TASK TO COMPLETE | Lines containing the word "Pipe" are to be located and copied.

(Source data)
--- begin ---

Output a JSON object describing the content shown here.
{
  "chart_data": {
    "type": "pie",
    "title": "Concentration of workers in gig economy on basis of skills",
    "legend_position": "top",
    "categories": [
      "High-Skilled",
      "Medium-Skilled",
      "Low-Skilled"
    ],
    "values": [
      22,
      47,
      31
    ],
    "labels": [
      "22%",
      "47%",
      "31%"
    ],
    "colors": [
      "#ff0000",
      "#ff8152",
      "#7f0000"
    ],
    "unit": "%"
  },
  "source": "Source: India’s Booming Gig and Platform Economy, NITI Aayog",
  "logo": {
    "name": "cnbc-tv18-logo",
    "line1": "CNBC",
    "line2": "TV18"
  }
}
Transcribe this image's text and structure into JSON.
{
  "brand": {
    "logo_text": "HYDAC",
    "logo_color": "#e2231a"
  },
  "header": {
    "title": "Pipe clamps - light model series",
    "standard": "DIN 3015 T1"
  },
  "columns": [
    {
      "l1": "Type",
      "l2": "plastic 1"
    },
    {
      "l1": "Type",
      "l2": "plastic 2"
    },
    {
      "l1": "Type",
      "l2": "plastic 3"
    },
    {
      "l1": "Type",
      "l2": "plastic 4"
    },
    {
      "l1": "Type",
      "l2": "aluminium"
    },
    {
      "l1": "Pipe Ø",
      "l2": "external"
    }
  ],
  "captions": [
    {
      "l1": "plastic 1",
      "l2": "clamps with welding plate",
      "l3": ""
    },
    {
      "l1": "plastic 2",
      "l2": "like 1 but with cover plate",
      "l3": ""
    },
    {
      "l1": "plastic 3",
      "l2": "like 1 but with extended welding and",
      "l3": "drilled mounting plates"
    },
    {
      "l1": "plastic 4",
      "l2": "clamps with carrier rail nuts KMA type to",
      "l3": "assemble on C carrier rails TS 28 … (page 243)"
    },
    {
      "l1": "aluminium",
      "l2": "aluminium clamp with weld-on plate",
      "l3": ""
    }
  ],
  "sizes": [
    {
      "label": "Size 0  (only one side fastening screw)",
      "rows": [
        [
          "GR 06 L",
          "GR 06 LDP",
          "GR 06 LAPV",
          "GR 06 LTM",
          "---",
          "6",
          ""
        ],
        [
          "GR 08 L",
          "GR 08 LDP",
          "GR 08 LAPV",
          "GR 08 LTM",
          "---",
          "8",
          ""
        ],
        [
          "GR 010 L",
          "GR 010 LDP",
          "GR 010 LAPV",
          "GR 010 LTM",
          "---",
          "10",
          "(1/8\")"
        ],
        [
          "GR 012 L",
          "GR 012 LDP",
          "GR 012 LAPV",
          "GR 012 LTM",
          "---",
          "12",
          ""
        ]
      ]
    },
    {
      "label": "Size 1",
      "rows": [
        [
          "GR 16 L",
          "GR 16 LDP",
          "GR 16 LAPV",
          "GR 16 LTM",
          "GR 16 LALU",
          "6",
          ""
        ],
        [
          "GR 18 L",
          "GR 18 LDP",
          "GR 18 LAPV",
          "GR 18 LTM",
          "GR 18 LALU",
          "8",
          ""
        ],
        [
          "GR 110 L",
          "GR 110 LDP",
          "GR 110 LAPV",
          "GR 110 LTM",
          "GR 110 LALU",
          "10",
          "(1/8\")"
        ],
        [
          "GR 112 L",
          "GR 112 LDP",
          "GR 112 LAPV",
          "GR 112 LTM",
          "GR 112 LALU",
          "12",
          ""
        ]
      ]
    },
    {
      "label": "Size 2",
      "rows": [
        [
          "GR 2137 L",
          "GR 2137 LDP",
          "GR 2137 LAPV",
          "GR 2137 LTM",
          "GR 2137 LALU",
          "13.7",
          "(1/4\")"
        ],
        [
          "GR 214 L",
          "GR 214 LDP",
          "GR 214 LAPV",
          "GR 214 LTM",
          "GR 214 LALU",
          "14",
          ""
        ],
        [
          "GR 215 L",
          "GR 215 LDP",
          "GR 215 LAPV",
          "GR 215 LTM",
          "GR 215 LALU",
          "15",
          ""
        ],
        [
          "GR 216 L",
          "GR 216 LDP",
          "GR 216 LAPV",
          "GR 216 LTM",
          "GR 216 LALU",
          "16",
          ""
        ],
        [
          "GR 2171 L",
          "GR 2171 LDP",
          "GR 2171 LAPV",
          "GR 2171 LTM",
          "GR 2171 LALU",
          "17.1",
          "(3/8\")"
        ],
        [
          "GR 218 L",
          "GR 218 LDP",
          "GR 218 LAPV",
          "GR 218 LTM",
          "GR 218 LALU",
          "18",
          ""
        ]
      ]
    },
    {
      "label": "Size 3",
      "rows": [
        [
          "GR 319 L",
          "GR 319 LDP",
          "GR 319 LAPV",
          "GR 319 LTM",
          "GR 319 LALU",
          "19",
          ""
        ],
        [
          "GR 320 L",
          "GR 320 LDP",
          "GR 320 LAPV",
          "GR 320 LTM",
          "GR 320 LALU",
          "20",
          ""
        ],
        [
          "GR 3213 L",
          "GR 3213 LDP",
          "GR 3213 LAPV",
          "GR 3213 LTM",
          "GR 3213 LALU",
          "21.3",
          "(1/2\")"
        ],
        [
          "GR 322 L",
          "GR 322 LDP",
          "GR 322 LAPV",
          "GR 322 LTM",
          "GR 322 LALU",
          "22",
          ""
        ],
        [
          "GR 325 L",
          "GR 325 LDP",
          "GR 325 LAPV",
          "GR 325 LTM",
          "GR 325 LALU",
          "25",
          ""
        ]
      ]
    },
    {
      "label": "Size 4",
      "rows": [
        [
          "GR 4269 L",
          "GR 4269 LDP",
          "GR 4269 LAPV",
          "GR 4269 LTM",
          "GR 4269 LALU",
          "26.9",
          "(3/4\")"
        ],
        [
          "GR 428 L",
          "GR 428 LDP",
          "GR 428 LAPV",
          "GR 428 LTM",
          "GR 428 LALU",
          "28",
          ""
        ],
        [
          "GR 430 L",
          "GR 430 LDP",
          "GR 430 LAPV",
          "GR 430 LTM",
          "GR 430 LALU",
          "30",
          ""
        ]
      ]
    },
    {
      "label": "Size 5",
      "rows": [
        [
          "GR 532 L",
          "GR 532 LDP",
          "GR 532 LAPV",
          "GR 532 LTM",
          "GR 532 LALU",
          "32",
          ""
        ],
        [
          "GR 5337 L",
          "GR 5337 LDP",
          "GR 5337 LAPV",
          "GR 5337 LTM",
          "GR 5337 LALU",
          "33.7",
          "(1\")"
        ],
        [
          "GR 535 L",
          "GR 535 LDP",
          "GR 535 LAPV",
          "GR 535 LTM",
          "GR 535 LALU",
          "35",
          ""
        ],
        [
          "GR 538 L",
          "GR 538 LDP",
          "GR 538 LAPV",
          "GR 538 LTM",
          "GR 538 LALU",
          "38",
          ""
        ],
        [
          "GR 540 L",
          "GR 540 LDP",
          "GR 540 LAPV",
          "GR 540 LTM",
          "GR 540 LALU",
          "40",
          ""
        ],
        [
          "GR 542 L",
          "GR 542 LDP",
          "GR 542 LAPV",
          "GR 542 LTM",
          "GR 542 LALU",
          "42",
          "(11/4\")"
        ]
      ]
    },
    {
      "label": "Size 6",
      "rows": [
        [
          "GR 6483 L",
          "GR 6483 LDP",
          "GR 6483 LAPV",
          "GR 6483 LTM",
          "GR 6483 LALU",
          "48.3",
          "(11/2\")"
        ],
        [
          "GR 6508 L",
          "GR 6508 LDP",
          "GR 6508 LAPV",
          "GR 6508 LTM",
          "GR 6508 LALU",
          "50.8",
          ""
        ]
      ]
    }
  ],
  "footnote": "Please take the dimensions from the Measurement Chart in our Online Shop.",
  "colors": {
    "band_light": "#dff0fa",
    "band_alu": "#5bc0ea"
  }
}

--- end ---

THE RESULT |
    "title": "Pipe clamps - light model series",
      "l1": "Pipe Ø",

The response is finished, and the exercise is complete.